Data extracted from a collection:

* * *

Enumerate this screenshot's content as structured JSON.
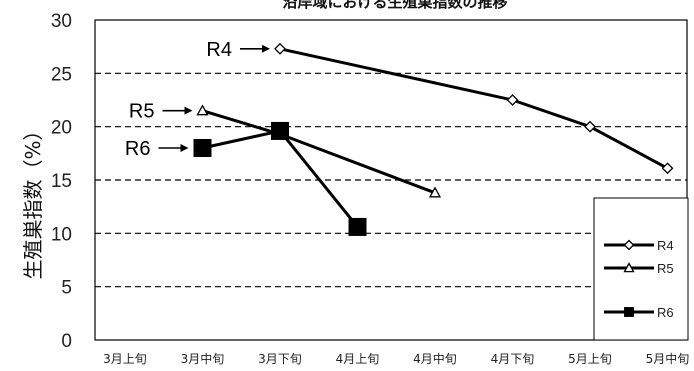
{
  "chart_data": {
    "type": "line",
    "title": "沿岸域における生殖巣指数の推移",
    "ylabel": "生殖巣指数（%）",
    "xlabel": "",
    "categories": [
      "3月上旬",
      "3月中旬",
      "3月下旬",
      "4月上旬",
      "4月中旬",
      "4月下旬",
      "5月上旬",
      "5月中旬"
    ],
    "ylim": [
      0,
      30
    ],
    "yticks": [
      0,
      5,
      10,
      15,
      20,
      25,
      30
    ],
    "grid": "dashed-horizontal",
    "legend_position": "right",
    "series": [
      {
        "name": "R4",
        "marker": "diamond-open",
        "values": [
          null,
          null,
          27.3,
          null,
          null,
          22.5,
          20.0,
          16.1
        ]
      },
      {
        "name": "R5",
        "marker": "triangle-open",
        "values": [
          null,
          21.5,
          19.3,
          null,
          13.8,
          null,
          null,
          null
        ]
      },
      {
        "name": "R6",
        "marker": "square-filled",
        "values": [
          null,
          18.0,
          19.6,
          10.6,
          null,
          null,
          null,
          null
        ]
      }
    ],
    "annotations": [
      {
        "series": "R4",
        "text": "R4",
        "arrow": "→"
      },
      {
        "series": "R5",
        "text": "R5",
        "arrow": "→"
      },
      {
        "series": "R6",
        "text": "R6",
        "arrow": "→"
      }
    ]
  }
}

* * *

WHAT IS BEING ASKED:
Copy whichever lines in the listing above contain the word "series".

THE SOLUTION:
    "series": [
        "series": "R4",
        "series": "R5",
        "series": "R6",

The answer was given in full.